> **Data excerpts**:
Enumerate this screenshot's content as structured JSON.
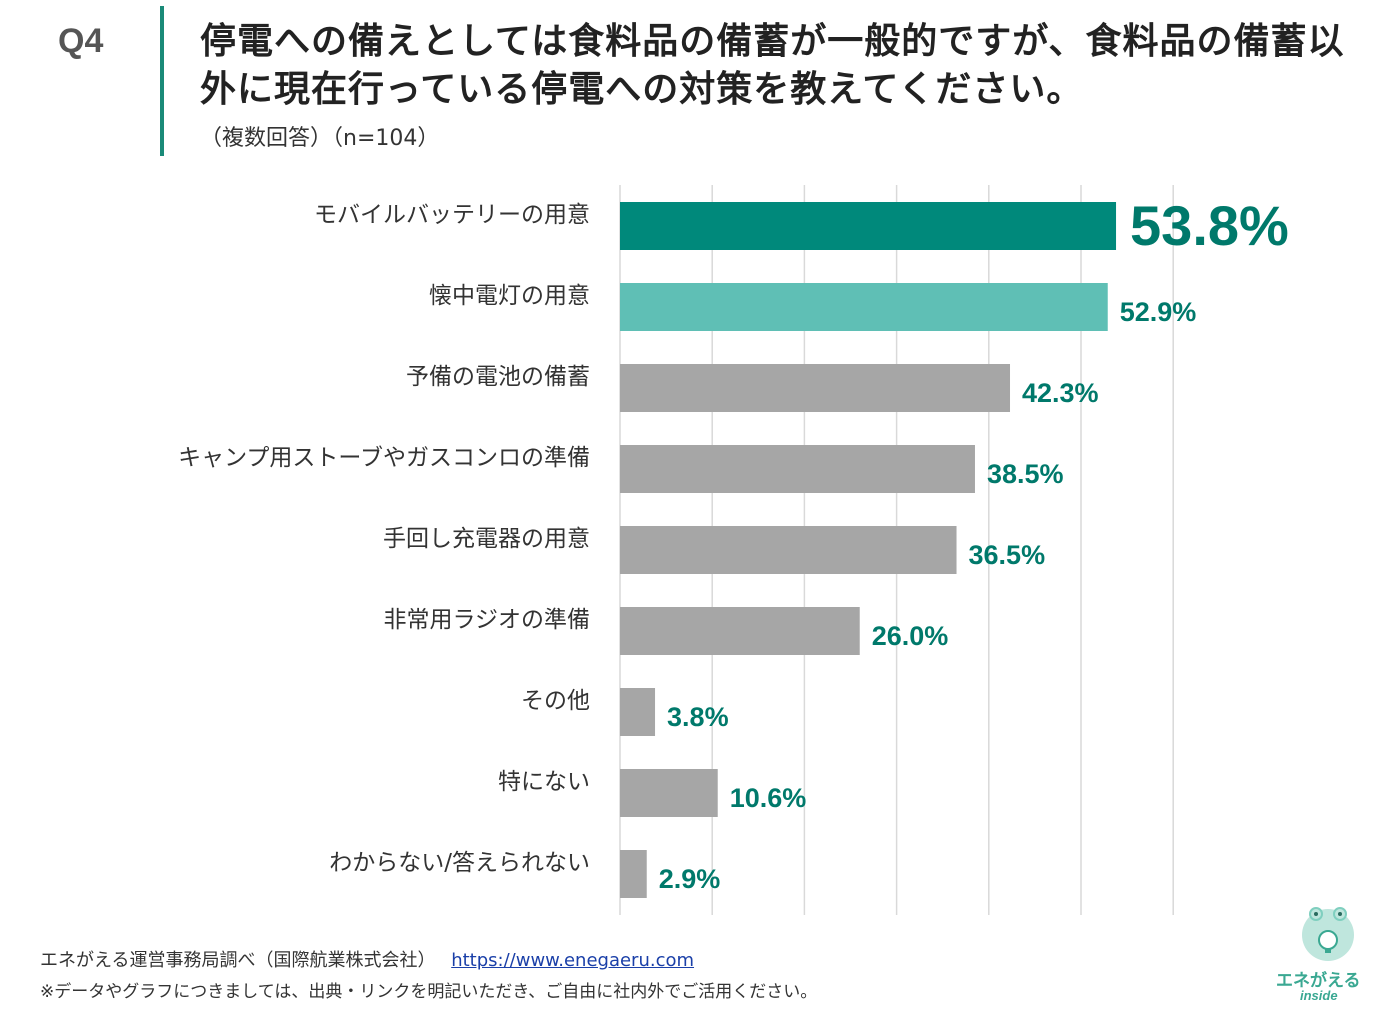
{
  "question": {
    "label": "Q4",
    "title": "停電への備えとしては食料品の備蓄が一般的ですが、食料品の備蓄以外に現在行っている停電への対策を教えてください。",
    "subtitle": "（複数回答）（n=104）"
  },
  "colors": {
    "accent": "#00897b",
    "second": "#5fbfb5",
    "other": "#a6a6a6",
    "label_text": "#00796b",
    "grid": "#d9d9d9"
  },
  "chart_data": {
    "type": "bar",
    "orientation": "horizontal",
    "categories": [
      "モバイルバッテリーの用意",
      "懐中電灯の用意",
      "予備の電池の備蓄",
      "キャンプ用ストーブやガスコンロの準備",
      "手回し充電器の用意",
      "非常用ラジオの準備",
      "その他",
      "特にない",
      "わからない/答えられない"
    ],
    "values": [
      53.8,
      52.9,
      42.3,
      38.5,
      36.5,
      26.0,
      3.8,
      10.6,
      2.9
    ],
    "value_labels": [
      "53.8%",
      "52.9%",
      "42.3%",
      "38.5%",
      "36.5%",
      "26.0%",
      "3.8%",
      "10.6%",
      "2.9%"
    ],
    "xlim": [
      0,
      60
    ],
    "grid": true,
    "legend": "none"
  },
  "footer": {
    "source": "エネがえる運営事務局調べ（国際航業株式会社）",
    "url": "https://www.enegaeru.com",
    "note": "※データやグラフにつきましては、出典・リンクを明記いただき、ご自由に社内外でご活用ください。"
  },
  "logo": {
    "text": "エネがえる",
    "sub": "inside"
  }
}
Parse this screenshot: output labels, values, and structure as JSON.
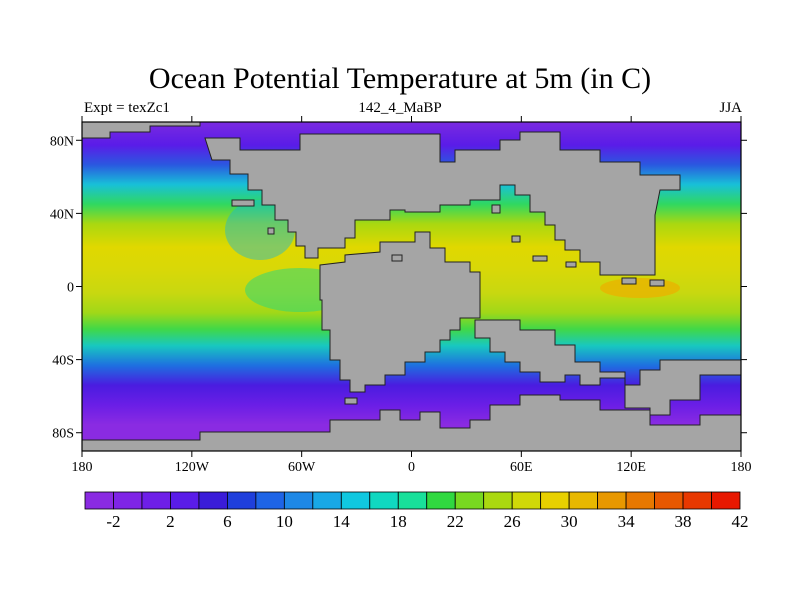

> **The problem**: Repeat the material exactly as it reads, without any of its pictures.

> **Result for this task**:
Enumerate this screenshot's content as structured JSON.
{
  "question": {
    "label": "Q4",
    "title": "停電への備えとしては食料品の備蓄が一般的ですが、食料品の備蓄以外に現在行っている停電への対策を教えてください。",
    "subtitle": "（複数回答）（n=104）"
  },
  "colors": {
    "accent": "#00897b",
    "second": "#5fbfb5",
    "other": "#a6a6a6",
    "label_text": "#00796b",
    "grid": "#d9d9d9"
  },
  "chart_data": {
    "type": "bar",
    "orientation": "horizontal",
    "categories": [
      "モバイルバッテリーの用意",
      "懐中電灯の用意",
      "予備の電池の備蓄",
      "キャンプ用ストーブやガスコンロの準備",
      "手回し充電器の用意",
      "非常用ラジオの準備",
      "その他",
      "特にない",
      "わからない/答えられない"
    ],
    "values": [
      53.8,
      52.9,
      42.3,
      38.5,
      36.5,
      26.0,
      3.8,
      10.6,
      2.9
    ],
    "value_labels": [
      "53.8%",
      "52.9%",
      "42.3%",
      "38.5%",
      "36.5%",
      "26.0%",
      "3.8%",
      "10.6%",
      "2.9%"
    ],
    "xlim": [
      0,
      60
    ],
    "grid": true,
    "legend": "none"
  },
  "footer": {
    "source": "エネがえる運営事務局調べ（国際航業株式会社）",
    "url": "https://www.enegaeru.com",
    "note": "※データやグラフにつきましては、出典・リンクを明記いただき、ご自由に社内外でご活用ください。"
  },
  "logo": {
    "text": "エネがえる",
    "sub": "inside"
  }
}
Parse this screenshot: output labels, values, and structure as JSON.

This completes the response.